- _Problem to work on_
Copy every entry precisely.

- _Input records_
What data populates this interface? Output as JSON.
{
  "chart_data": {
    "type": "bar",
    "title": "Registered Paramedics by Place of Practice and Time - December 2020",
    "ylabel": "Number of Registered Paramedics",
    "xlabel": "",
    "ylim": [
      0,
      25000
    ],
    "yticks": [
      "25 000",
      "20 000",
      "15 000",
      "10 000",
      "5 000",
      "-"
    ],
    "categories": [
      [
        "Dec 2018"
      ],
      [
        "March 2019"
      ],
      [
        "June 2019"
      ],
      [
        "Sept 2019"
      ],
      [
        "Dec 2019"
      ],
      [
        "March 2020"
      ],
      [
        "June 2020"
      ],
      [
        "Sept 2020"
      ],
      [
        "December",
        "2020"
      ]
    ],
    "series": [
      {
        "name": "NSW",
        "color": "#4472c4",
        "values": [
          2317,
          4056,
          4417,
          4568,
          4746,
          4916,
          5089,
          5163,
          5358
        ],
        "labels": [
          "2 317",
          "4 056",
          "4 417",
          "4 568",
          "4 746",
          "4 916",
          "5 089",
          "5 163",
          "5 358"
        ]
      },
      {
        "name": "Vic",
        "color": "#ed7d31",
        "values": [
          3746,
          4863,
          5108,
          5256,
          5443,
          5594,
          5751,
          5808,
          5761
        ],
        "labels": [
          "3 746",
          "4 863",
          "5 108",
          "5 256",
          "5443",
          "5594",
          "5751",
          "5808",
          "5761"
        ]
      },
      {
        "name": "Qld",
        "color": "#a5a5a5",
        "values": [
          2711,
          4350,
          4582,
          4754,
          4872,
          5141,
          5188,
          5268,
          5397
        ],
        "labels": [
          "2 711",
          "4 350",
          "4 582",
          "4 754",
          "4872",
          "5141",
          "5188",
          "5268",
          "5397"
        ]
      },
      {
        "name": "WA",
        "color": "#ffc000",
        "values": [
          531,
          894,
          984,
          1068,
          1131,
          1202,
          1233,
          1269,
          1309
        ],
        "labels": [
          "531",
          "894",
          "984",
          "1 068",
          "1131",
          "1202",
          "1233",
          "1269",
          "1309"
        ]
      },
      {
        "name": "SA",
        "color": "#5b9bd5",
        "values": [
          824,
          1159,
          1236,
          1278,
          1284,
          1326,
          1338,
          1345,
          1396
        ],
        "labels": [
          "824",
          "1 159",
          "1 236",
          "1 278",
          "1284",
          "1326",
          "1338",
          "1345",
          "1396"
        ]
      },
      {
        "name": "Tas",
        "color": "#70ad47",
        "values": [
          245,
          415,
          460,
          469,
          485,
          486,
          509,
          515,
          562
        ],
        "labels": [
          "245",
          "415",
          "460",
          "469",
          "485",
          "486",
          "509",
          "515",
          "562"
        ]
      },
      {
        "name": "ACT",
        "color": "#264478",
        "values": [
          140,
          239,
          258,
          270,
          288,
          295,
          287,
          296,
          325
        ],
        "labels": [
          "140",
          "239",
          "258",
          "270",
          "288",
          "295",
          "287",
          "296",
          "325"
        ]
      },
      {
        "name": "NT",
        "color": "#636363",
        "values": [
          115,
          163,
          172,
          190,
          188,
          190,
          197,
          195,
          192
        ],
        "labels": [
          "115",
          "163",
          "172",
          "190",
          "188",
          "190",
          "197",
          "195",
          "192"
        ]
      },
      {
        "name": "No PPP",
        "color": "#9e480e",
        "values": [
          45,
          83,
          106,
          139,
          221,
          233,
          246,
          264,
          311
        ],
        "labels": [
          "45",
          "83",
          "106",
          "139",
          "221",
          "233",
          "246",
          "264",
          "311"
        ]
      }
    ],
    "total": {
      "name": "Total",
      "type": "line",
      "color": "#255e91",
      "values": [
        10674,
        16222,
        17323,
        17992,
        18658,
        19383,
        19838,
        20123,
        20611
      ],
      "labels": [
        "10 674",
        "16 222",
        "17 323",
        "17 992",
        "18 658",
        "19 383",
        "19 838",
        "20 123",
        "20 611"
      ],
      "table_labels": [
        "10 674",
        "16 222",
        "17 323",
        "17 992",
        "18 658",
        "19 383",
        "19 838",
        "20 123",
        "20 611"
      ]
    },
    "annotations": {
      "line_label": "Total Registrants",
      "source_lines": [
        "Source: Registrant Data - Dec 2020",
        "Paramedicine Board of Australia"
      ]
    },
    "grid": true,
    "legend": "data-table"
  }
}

- _Problem solution_
What data populates this interface? Output as JSON.
{
  "chart_data": {
    "type": "bar",
    "title": "Registered Paramedics by Place of Practice and Time - December 2020",
    "ylabel": "Number of Registered Paramedics",
    "xlabel": "",
    "ylim": [
      0,
      25000
    ],
    "yticks": [
      "25 000",
      "20 000",
      "15 000",
      "10 000",
      "5 000",
      "-"
    ],
    "categories": [
      [
        "Dec 2018"
      ],
      [
        "March 2019"
      ],
      [
        "June 2019"
      ],
      [
        "Sept 2019"
      ],
      [
        "Dec 2019"
      ],
      [
        "March 2020"
      ],
      [
        "June 2020"
      ],
      [
        "Sept 2020"
      ],
      [
        "December",
        "2020"
      ]
    ],
    "series": [
      {
        "name": "NSW",
        "color": "#4472c4",
        "values": [
          2317,
          4056,
          4417,
          4568,
          4746,
          4916,
          5089,
          5163,
          5358
        ],
        "labels": [
          "2 317",
          "4 056",
          "4 417",
          "4 568",
          "4 746",
          "4 916",
          "5 089",
          "5 163",
          "5 358"
        ]
      },
      {
        "name": "Vic",
        "color": "#ed7d31",
        "values": [
          3746,
          4863,
          5108,
          5256,
          5443,
          5594,
          5751,
          5808,
          5761
        ],
        "labels": [
          "3 746",
          "4 863",
          "5 108",
          "5 256",
          "5443",
          "5594",
          "5751",
          "5808",
          "5761"
        ]
      },
      {
        "name": "Qld",
        "color": "#a5a5a5",
        "values": [
          2711,
          4350,
          4582,
          4754,
          4872,
          5141,
          5188,
          5268,
          5397
        ],
        "labels": [
          "2 711",
          "4 350",
          "4 582",
          "4 754",
          "4872",
          "5141",
          "5188",
          "5268",
          "5397"
        ]
      },
      {
        "name": "WA",
        "color": "#ffc000",
        "values": [
          531,
          894,
          984,
          1068,
          1131,
          1202,
          1233,
          1269,
          1309
        ],
        "labels": [
          "531",
          "894",
          "984",
          "1 068",
          "1131",
          "1202",
          "1233",
          "1269",
          "1309"
        ]
      },
      {
        "name": "SA",
        "color": "#5b9bd5",
        "values": [
          824,
          1159,
          1236,
          1278,
          1284,
          1326,
          1338,
          1345,
          1396
        ],
        "labels": [
          "824",
          "1 159",
          "1 236",
          "1 278",
          "1284",
          "1326",
          "1338",
          "1345",
          "1396"
        ]
      },
      {
        "name": "Tas",
        "color": "#70ad47",
        "values": [
          245,
          415,
          460,
          469,
          485,
          486,
          509,
          515,
          562
        ],
        "labels": [
          "245",
          "415",
          "460",
          "469",
          "485",
          "486",
          "509",
          "515",
          "562"
        ]
      },
      {
        "name": "ACT",
        "color": "#264478",
        "values": [
          140,
          239,
          258,
          270,
          288,
          295,
          287,
          296,
          325
        ],
        "labels": [
          "140",
          "239",
          "258",
          "270",
          "288",
          "295",
          "287",
          "296",
          "325"
        ]
      },
      {
        "name": "NT",
        "color": "#636363",
        "values": [
          115,
          163,
          172,
          190,
          188,
          190,
          197,
          195,
          192
        ],
        "labels": [
          "115",
          "163",
          "172",
          "190",
          "188",
          "190",
          "197",
          "195",
          "192"
        ]
      },
      {
        "name": "No PPP",
        "color": "#9e480e",
        "values": [
          45,
          83,
          106,
          139,
          221,
          233,
          246,
          264,
          311
        ],
        "labels": [
          "45",
          "83",
          "106",
          "139",
          "221",
          "233",
          "246",
          "264",
          "311"
        ]
      }
    ],
    "total": {
      "name": "Total",
      "type": "line",
      "color": "#255e91",
      "values": [
        10674,
        16222,
        17323,
        17992,
        18658,
        19383,
        19838,
        20123,
        20611
      ],
      "labels": [
        "10 674",
        "16 222",
        "17 323",
        "17 992",
        "18 658",
        "19 383",
        "19 838",
        "20 123",
        "20 611"
      ],
      "table_labels": [
        "10 674",
        "16 222",
        "17 323",
        "17 992",
        "18 658",
        "19 383",
        "19 838",
        "20 123",
        "20 611"
      ]
    },
    "annotations": {
      "line_label": "Total Registrants",
      "source_lines": [
        "Source: Registrant Data - Dec 2020",
        "Paramedicine Board of Australia"
      ]
    },
    "grid": true,
    "legend": "data-table"
  }
}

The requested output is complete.